Directive: Retype the complete listing exactly as it appears.

Data section:
◆ ◆ ◆ ◆ ◆ ◆ ◆

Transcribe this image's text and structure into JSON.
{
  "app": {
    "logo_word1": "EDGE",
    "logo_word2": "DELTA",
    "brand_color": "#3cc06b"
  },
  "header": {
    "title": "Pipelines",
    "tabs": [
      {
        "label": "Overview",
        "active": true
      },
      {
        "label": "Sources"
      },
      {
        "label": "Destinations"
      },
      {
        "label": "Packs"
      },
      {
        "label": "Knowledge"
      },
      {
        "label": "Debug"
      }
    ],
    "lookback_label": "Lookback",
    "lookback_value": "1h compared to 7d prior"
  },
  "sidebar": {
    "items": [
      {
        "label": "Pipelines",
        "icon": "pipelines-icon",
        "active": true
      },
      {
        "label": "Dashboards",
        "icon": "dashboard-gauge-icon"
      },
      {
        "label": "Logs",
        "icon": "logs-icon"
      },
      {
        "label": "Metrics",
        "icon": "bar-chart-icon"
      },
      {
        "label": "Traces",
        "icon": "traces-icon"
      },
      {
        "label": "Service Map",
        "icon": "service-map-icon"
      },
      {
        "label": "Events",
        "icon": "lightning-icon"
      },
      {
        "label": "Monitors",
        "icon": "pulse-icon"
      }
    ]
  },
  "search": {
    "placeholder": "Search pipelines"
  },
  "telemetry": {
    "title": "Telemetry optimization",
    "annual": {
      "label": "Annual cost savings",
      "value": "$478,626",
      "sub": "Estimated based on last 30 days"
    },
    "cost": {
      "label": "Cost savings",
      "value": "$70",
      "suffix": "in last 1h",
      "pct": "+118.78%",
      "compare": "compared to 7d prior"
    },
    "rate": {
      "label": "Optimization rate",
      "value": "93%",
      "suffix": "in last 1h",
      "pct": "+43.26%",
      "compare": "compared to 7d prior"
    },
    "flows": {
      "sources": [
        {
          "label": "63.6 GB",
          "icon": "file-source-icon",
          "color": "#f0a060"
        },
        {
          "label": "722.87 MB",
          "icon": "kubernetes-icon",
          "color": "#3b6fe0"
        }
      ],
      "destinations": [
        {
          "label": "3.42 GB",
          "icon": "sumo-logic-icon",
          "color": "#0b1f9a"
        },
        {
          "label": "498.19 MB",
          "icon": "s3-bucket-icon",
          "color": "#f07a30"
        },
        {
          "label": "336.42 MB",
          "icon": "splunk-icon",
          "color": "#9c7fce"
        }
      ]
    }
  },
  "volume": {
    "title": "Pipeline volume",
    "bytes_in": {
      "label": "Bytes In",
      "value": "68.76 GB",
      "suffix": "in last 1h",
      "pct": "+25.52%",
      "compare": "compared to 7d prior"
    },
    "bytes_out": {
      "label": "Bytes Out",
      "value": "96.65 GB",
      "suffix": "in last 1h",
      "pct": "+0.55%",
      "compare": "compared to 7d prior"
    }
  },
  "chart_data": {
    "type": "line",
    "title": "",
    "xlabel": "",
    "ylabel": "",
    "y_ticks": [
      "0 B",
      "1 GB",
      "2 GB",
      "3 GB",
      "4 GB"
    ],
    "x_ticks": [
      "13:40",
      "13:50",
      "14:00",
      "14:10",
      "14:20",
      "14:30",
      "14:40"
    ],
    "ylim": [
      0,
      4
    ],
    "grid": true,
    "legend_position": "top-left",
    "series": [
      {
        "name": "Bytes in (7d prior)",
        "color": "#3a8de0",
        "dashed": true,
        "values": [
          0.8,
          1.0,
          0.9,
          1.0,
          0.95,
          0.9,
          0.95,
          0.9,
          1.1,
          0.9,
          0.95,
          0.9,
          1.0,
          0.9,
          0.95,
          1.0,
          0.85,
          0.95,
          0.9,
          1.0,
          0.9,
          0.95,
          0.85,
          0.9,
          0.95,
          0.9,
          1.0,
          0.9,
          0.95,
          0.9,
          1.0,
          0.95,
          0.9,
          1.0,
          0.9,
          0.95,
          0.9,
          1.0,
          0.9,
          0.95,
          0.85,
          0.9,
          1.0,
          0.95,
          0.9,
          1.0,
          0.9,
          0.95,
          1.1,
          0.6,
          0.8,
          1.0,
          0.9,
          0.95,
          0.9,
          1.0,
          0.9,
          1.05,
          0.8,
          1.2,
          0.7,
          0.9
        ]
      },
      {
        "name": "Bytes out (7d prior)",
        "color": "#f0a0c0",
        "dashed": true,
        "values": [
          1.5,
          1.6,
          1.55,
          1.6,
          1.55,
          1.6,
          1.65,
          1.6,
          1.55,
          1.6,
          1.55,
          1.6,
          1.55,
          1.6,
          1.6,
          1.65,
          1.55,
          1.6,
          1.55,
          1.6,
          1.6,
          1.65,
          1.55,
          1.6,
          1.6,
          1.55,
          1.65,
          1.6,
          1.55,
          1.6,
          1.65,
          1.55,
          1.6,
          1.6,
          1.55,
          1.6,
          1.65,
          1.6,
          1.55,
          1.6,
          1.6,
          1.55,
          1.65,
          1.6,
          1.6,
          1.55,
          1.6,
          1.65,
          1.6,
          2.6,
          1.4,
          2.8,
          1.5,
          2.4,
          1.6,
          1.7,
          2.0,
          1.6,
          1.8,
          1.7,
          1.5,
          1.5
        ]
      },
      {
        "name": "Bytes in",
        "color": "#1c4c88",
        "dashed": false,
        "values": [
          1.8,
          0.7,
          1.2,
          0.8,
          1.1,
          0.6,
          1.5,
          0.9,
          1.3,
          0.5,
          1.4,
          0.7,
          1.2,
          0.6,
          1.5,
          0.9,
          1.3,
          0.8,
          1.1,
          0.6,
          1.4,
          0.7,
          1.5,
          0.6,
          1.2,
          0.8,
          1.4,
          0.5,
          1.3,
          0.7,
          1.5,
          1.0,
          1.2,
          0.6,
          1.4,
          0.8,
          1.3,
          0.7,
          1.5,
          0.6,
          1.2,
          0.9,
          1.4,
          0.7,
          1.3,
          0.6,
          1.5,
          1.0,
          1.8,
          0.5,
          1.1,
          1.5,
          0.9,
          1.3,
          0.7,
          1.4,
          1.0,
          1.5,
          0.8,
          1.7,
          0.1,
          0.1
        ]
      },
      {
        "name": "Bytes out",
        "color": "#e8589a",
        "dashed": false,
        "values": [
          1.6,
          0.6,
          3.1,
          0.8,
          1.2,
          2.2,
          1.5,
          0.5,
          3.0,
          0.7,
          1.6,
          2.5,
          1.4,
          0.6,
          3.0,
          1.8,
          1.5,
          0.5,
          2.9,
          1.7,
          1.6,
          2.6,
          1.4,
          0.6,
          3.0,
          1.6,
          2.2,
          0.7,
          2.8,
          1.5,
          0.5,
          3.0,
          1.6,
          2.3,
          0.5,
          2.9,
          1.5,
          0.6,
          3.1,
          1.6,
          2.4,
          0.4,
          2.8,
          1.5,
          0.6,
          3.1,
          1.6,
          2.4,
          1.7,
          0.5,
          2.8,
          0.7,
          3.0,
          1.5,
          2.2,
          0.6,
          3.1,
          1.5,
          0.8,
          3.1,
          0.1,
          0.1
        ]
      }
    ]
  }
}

◆ ◆ ◆ ◆ ◆ ◆ ◆

Written answer:
Transcribe this image's text and structure into JSON.
{
  "app": {
    "logo_word1": "EDGE",
    "logo_word2": "DELTA",
    "brand_color": "#3cc06b"
  },
  "header": {
    "title": "Pipelines",
    "tabs": [
      {
        "label": "Overview",
        "active": true
      },
      {
        "label": "Sources"
      },
      {
        "label": "Destinations"
      },
      {
        "label": "Packs"
      },
      {
        "label": "Knowledge"
      },
      {
        "label": "Debug"
      }
    ],
    "lookback_label": "Lookback",
    "lookback_value": "1h compared to 7d prior"
  },
  "sidebar": {
    "items": [
      {
        "label": "Pipelines",
        "icon": "pipelines-icon",
        "active": true
      },
      {
        "label": "Dashboards",
        "icon": "dashboard-gauge-icon"
      },
      {
        "label": "Logs",
        "icon": "logs-icon"
      },
      {
        "label": "Metrics",
        "icon": "bar-chart-icon"
      },
      {
        "label": "Traces",
        "icon": "traces-icon"
      },
      {
        "label": "Service Map",
        "icon": "service-map-icon"
      },
      {
        "label": "Events",
        "icon": "lightning-icon"
      },
      {
        "label": "Monitors",
        "icon": "pulse-icon"
      }
    ]
  },
  "search": {
    "placeholder": "Search pipelines"
  },
  "telemetry": {
    "title": "Telemetry optimization",
    "annual": {
      "label": "Annual cost savings",
      "value": "$478,626",
      "sub": "Estimated based on last 30 days"
    },
    "cost": {
      "label": "Cost savings",
      "value": "$70",
      "suffix": "in last 1h",
      "pct": "+118.78%",
      "compare": "compared to 7d prior"
    },
    "rate": {
      "label": "Optimization rate",
      "value": "93%",
      "suffix": "in last 1h",
      "pct": "+43.26%",
      "compare": "compared to 7d prior"
    },
    "flows": {
      "sources": [
        {
          "label": "63.6 GB",
          "icon": "file-source-icon",
          "color": "#f0a060"
        },
        {
          "label": "722.87 MB",
          "icon": "kubernetes-icon",
          "color": "#3b6fe0"
        }
      ],
      "destinations": [
        {
          "label": "3.42 GB",
          "icon": "sumo-logic-icon",
          "color": "#0b1f9a"
        },
        {
          "label": "498.19 MB",
          "icon": "s3-bucket-icon",
          "color": "#f07a30"
        },
        {
          "label": "336.42 MB",
          "icon": "splunk-icon",
          "color": "#9c7fce"
        }
      ]
    }
  },
  "volume": {
    "title": "Pipeline volume",
    "bytes_in": {
      "label": "Bytes In",
      "value": "68.76 GB",
      "suffix": "in last 1h",
      "pct": "+25.52%",
      "compare": "compared to 7d prior"
    },
    "bytes_out": {
      "label": "Bytes Out",
      "value": "96.65 GB",
      "suffix": "in last 1h",
      "pct": "+0.55%",
      "compare": "compared to 7d prior"
    }
  },
  "chart_data": {
    "type": "line",
    "title": "",
    "xlabel": "",
    "ylabel": "",
    "y_ticks": [
      "0 B",
      "1 GB",
      "2 GB",
      "3 GB",
      "4 GB"
    ],
    "x_ticks": [
      "13:40",
      "13:50",
      "14:00",
      "14:10",
      "14:20",
      "14:30",
      "14:40"
    ],
    "ylim": [
      0,
      4
    ],
    "grid": true,
    "legend_position": "top-left",
    "series": [
      {
        "name": "Bytes in (7d prior)",
        "color": "#3a8de0",
        "dashed": true,
        "values": [
          0.8,
          1.0,
          0.9,
          1.0,
          0.95,
          0.9,
          0.95,
          0.9,
          1.1,
          0.9,
          0.95,
          0.9,
          1.0,
          0.9,
          0.95,
          1.0,
          0.85,
          0.95,
          0.9,
          1.0,
          0.9,
          0.95,
          0.85,
          0.9,
          0.95,
          0.9,
          1.0,
          0.9,
          0.95,
          0.9,
          1.0,
          0.95,
          0.9,
          1.0,
          0.9,
          0.95,
          0.9,
          1.0,
          0.9,
          0.95,
          0.85,
          0.9,
          1.0,
          0.95,
          0.9,
          1.0,
          0.9,
          0.95,
          1.1,
          0.6,
          0.8,
          1.0,
          0.9,
          0.95,
          0.9,
          1.0,
          0.9,
          1.05,
          0.8,
          1.2,
          0.7,
          0.9
        ]
      },
      {
        "name": "Bytes out (7d prior)",
        "color": "#f0a0c0",
        "dashed": true,
        "values": [
          1.5,
          1.6,
          1.55,
          1.6,
          1.55,
          1.6,
          1.65,
          1.6,
          1.55,
          1.6,
          1.55,
          1.6,
          1.55,
          1.6,
          1.6,
          1.65,
          1.55,
          1.6,
          1.55,
          1.6,
          1.6,
          1.65,
          1.55,
          1.6,
          1.6,
          1.55,
          1.65,
          1.6,
          1.55,
          1.6,
          1.65,
          1.55,
          1.6,
          1.6,
          1.55,
          1.6,
          1.65,
          1.6,
          1.55,
          1.6,
          1.6,
          1.55,
          1.65,
          1.6,
          1.6,
          1.55,
          1.6,
          1.65,
          1.6,
          2.6,
          1.4,
          2.8,
          1.5,
          2.4,
          1.6,
          1.7,
          2.0,
          1.6,
          1.8,
          1.7,
          1.5,
          1.5
        ]
      },
      {
        "name": "Bytes in",
        "color": "#1c4c88",
        "dashed": false,
        "values": [
          1.8,
          0.7,
          1.2,
          0.8,
          1.1,
          0.6,
          1.5,
          0.9,
          1.3,
          0.5,
          1.4,
          0.7,
          1.2,
          0.6,
          1.5,
          0.9,
          1.3,
          0.8,
          1.1,
          0.6,
          1.4,
          0.7,
          1.5,
          0.6,
          1.2,
          0.8,
          1.4,
          0.5,
          1.3,
          0.7,
          1.5,
          1.0,
          1.2,
          0.6,
          1.4,
          0.8,
          1.3,
          0.7,
          1.5,
          0.6,
          1.2,
          0.9,
          1.4,
          0.7,
          1.3,
          0.6,
          1.5,
          1.0,
          1.8,
          0.5,
          1.1,
          1.5,
          0.9,
          1.3,
          0.7,
          1.4,
          1.0,
          1.5,
          0.8,
          1.7,
          0.1,
          0.1
        ]
      },
      {
        "name": "Bytes out",
        "color": "#e8589a",
        "dashed": false,
        "values": [
          1.6,
          0.6,
          3.1,
          0.8,
          1.2,
          2.2,
          1.5,
          0.5,
          3.0,
          0.7,
          1.6,
          2.5,
          1.4,
          0.6,
          3.0,
          1.8,
          1.5,
          0.5,
          2.9,
          1.7,
          1.6,
          2.6,
          1.4,
          0.6,
          3.0,
          1.6,
          2.2,
          0.7,
          2.8,
          1.5,
          0.5,
          3.0,
          1.6,
          2.3,
          0.5,
          2.9,
          1.5,
          0.6,
          3.1,
          1.6,
          2.4,
          0.4,
          2.8,
          1.5,
          0.6,
          3.1,
          1.6,
          2.4,
          1.7,
          0.5,
          2.8,
          0.7,
          3.0,
          1.5,
          2.2,
          0.6,
          3.1,
          1.5,
          0.8,
          3.1,
          0.1,
          0.1
        ]
      }
    ]
  }
}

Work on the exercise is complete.